**What to produce**
Filter the entries below, keeping every line that has the word "ارائه".

**Input rows**
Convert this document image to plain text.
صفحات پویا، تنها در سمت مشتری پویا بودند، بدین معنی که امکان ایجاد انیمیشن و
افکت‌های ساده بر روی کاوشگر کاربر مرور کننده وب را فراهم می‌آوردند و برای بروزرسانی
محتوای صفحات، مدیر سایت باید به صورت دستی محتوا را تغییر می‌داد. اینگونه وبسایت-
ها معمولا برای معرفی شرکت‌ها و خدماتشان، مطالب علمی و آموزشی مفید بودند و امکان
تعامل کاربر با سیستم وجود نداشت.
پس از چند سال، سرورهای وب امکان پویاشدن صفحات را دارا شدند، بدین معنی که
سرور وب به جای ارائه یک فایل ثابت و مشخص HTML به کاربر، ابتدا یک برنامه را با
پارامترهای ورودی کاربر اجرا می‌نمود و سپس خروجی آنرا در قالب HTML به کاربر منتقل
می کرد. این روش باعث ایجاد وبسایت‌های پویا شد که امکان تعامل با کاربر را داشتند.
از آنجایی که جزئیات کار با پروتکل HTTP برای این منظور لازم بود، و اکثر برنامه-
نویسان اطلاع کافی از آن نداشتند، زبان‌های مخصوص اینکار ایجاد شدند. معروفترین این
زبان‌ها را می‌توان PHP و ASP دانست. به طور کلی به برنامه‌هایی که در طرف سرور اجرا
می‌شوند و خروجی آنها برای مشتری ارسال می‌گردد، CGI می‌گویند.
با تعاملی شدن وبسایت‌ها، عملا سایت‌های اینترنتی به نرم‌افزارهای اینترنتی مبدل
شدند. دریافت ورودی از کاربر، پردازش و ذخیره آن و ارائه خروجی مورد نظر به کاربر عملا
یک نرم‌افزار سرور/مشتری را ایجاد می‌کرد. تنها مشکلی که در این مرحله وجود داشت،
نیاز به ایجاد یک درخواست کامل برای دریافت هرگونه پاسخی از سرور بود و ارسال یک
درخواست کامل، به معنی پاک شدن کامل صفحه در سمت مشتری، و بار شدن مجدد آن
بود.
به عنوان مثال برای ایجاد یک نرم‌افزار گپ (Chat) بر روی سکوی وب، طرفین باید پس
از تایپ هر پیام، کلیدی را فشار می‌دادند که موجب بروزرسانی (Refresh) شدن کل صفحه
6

**Correct output**
سرور وب به جای ارائه یک فایل ثابت و مشخص HTML به کاربر، ابتدا یک برنامه را با
شدند. دریافت ورودی از کاربر، پردازش و ذخیره آن و ارائه خروجی مورد نظر به کاربر عملا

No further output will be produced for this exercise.